- What is expected
Exclude the pictures, then copy all remaining records exactly.

- The input

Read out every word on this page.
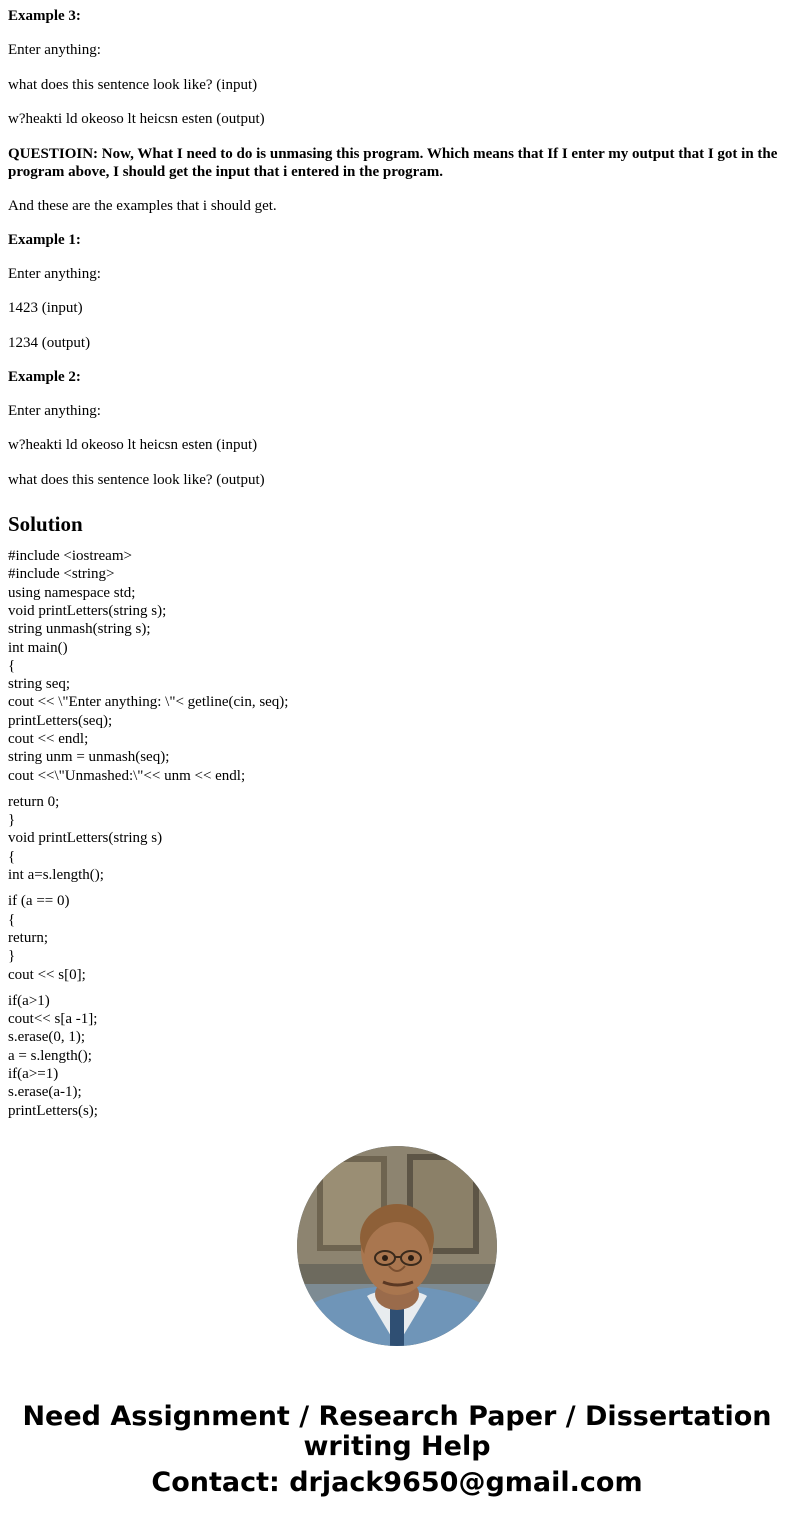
Example 3:
Enter anything:
what does this sentence look like? (input)
w?heakti ld okeoso lt heicsn esten (output)
QUESTIOIN: Now, What I need to do is unmasing this program. Which means that If I enter my output that I got in the program above, I should get the input that i entered in the program.
And these are the examples that i should get.
Example 1:
Enter anything:
1423 (input)
1234 (output)
Example 2:
Enter anything:
w?heakti ld okeoso lt heicsn esten (input)
what does this sentence look like? (output)
Solution
#include <iostream>
#include <string>
using namespace std;
void printLetters(string s);
string unmash(string s);
int main()
{
string seq;
cout << \"Enter anything: \"< getline(cin, seq);
printLetters(seq);
cout << endl;
string unm = unmash(seq);
cout <<\"Unmashed:\"<< unm << endl;
return 0;
}
void printLetters(string s)
{
int a=s.length();
if (a == 0)
{
return;
}
cout << s[0];
if(a>1)
cout<< s[a -1];
s.erase(0, 1);
a = s.length();
if(a>=1)
s.erase(a-1);
printLetters(s);
Need Assignment / Research Paper / Dissertation writing Help
Contact: drjack9650@gmail.com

- Solution to this problem
Read out every word on this page.
Example 3:
Enter anything:
what does this sentence look like? (input)
w?heakti ld okeoso lt heicsn esten (output)
QUESTIOIN: Now, What I need to do is unmasing this program. Which means that If I enter my output that I got in the program above, I should get the input that i entered in the program.
And these are the examples that i should get.
Example 1:
Enter anything:
1423 (input)
1234 (output)
Example 2:
Enter anything:
w?heakti ld okeoso lt heicsn esten (input)
what does this sentence look like? (output)
Solution
#include <iostream>
#include <string>
using namespace std;
void printLetters(string s);
string unmash(string s);
int main()
{
string seq;
cout << \"Enter anything: \"< getline(cin, seq);
printLetters(seq);
cout << endl;
string unm = unmash(seq);
cout <<\"Unmashed:\"<< unm << endl;
return 0;
}
void printLetters(string s)
{
int a=s.length();
if (a == 0)
{
return;
}
cout << s[0];
if(a>1)
cout<< s[a -1];
s.erase(0, 1);
a = s.length();
if(a>=1)
s.erase(a-1);
printLetters(s);
Need Assignment / Research Paper / Dissertation writing Help
Contact: drjack9650@gmail.com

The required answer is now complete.